| REQUIREMENTS |
Return every record below exactly as written, but leave out the pictures.

| SOURCE DATA |

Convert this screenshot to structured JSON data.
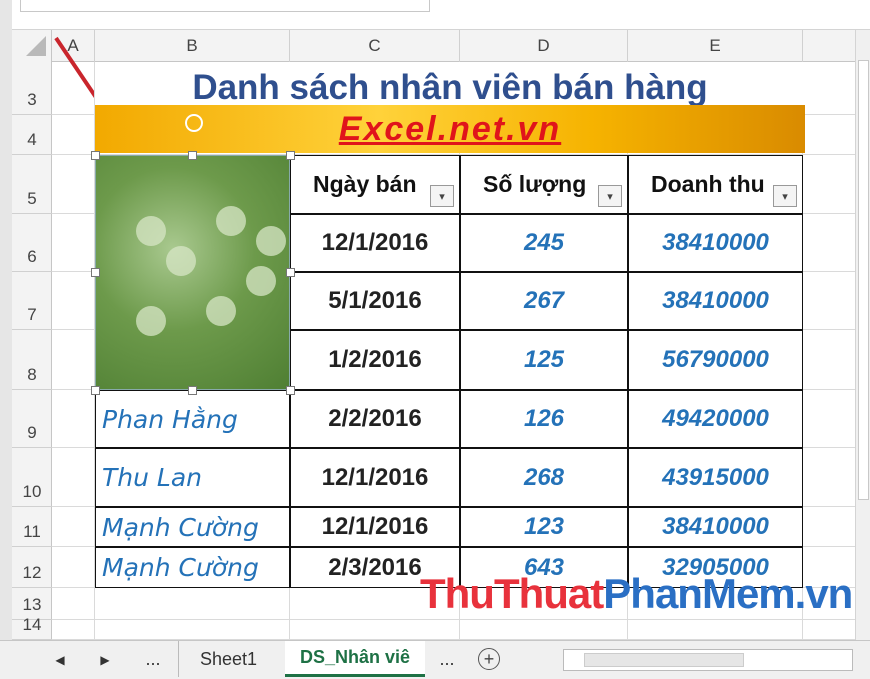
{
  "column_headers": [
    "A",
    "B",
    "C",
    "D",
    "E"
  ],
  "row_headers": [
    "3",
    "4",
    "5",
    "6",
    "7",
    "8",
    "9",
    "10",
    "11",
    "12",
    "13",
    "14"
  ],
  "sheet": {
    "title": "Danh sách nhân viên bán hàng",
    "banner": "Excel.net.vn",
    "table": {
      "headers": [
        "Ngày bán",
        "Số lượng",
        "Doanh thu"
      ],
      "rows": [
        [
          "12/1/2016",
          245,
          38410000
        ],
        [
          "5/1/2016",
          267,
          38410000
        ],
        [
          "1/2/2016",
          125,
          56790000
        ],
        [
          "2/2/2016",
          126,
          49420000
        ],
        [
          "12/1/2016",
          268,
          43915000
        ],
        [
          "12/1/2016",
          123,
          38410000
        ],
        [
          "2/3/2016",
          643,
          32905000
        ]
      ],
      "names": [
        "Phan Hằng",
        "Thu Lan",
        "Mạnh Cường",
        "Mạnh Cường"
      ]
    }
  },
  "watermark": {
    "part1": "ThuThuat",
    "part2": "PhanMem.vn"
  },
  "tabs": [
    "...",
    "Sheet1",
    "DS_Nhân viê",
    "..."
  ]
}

| OUTPUT FOR THIS TASK |
Convert this screenshot to structured JSON data.
{
  "column_headers": [
    "A",
    "B",
    "C",
    "D",
    "E"
  ],
  "row_headers": [
    "3",
    "4",
    "5",
    "6",
    "7",
    "8",
    "9",
    "10",
    "11",
    "12",
    "13",
    "14"
  ],
  "sheet": {
    "title": "Danh sách nhân viên bán hàng",
    "banner": "Excel.net.vn",
    "table": {
      "headers": [
        "Ngày bán",
        "Số lượng",
        "Doanh thu"
      ],
      "rows": [
        [
          "12/1/2016",
          245,
          38410000
        ],
        [
          "5/1/2016",
          267,
          38410000
        ],
        [
          "1/2/2016",
          125,
          56790000
        ],
        [
          "2/2/2016",
          126,
          49420000
        ],
        [
          "12/1/2016",
          268,
          43915000
        ],
        [
          "12/1/2016",
          123,
          38410000
        ],
        [
          "2/3/2016",
          643,
          32905000
        ]
      ],
      "names": [
        "Phan Hằng",
        "Thu Lan",
        "Mạnh Cường",
        "Mạnh Cường"
      ]
    }
  },
  "watermark": {
    "part1": "ThuThuat",
    "part2": "PhanMem.vn"
  },
  "tabs": [
    "...",
    "Sheet1",
    "DS_Nhân viê",
    "..."
  ]
}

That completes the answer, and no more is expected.